[BRIEF]
Tally the lines containing the word "role" and give the total alone.

[PROVIDED DATA]
================
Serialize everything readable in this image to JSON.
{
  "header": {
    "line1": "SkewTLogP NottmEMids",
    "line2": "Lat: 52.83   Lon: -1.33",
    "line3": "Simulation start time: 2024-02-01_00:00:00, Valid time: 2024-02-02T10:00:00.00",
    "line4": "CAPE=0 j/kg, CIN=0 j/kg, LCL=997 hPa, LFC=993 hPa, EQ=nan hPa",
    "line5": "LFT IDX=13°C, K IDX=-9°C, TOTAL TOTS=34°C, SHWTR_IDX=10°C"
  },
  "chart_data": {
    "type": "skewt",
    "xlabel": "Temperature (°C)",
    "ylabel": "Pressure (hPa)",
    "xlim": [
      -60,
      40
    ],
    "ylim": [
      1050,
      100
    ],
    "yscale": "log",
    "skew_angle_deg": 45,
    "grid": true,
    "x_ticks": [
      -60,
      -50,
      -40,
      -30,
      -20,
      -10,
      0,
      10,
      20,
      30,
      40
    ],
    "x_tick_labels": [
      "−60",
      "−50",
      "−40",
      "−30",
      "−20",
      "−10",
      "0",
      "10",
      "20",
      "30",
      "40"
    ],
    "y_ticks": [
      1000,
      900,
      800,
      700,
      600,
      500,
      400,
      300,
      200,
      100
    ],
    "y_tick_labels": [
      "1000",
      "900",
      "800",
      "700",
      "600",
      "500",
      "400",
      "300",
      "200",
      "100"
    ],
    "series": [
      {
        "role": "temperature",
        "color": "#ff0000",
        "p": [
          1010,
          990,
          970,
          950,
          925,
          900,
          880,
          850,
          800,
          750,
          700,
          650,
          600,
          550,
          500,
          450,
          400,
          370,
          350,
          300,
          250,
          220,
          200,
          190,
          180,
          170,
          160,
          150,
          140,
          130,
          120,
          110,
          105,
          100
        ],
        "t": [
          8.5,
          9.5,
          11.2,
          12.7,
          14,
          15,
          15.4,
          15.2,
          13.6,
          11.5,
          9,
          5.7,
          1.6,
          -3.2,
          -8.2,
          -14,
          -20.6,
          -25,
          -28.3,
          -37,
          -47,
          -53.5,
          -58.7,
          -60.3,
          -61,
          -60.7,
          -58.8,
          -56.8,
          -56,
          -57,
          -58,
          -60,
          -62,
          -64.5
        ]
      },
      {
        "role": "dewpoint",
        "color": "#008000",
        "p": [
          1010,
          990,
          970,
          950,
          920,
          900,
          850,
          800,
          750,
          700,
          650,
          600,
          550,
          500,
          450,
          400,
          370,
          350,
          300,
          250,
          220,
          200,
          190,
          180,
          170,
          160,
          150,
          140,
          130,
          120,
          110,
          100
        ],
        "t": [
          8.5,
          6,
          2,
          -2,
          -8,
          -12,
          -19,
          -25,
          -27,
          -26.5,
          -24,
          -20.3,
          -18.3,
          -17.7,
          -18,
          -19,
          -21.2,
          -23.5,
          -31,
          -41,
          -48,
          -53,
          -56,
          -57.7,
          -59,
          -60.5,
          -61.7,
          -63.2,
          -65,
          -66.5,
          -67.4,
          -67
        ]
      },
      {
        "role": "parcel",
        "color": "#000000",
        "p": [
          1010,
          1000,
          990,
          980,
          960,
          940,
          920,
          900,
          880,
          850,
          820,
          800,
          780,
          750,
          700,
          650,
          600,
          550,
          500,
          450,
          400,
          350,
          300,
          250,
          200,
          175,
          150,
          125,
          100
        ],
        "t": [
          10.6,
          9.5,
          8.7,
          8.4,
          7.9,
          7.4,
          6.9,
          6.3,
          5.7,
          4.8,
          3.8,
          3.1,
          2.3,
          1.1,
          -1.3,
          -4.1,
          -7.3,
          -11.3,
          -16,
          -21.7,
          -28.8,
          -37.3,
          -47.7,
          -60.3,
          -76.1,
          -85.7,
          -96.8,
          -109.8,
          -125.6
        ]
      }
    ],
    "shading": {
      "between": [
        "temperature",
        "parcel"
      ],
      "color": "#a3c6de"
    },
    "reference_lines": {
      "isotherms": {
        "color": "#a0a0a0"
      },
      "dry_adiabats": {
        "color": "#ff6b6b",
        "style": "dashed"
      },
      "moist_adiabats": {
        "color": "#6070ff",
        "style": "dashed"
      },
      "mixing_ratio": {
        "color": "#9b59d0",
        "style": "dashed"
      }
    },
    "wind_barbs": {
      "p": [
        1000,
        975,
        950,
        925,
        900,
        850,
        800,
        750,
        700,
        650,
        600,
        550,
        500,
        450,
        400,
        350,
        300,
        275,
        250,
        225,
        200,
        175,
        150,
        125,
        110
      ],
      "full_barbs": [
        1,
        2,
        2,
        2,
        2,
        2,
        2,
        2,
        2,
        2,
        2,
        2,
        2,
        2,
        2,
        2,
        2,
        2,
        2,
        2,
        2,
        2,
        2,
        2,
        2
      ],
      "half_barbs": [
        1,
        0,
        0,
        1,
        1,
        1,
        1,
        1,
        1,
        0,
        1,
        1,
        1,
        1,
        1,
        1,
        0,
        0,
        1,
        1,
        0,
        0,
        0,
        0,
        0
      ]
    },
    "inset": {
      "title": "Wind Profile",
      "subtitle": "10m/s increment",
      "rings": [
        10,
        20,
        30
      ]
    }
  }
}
================
[WRITTEN ANSWER]
3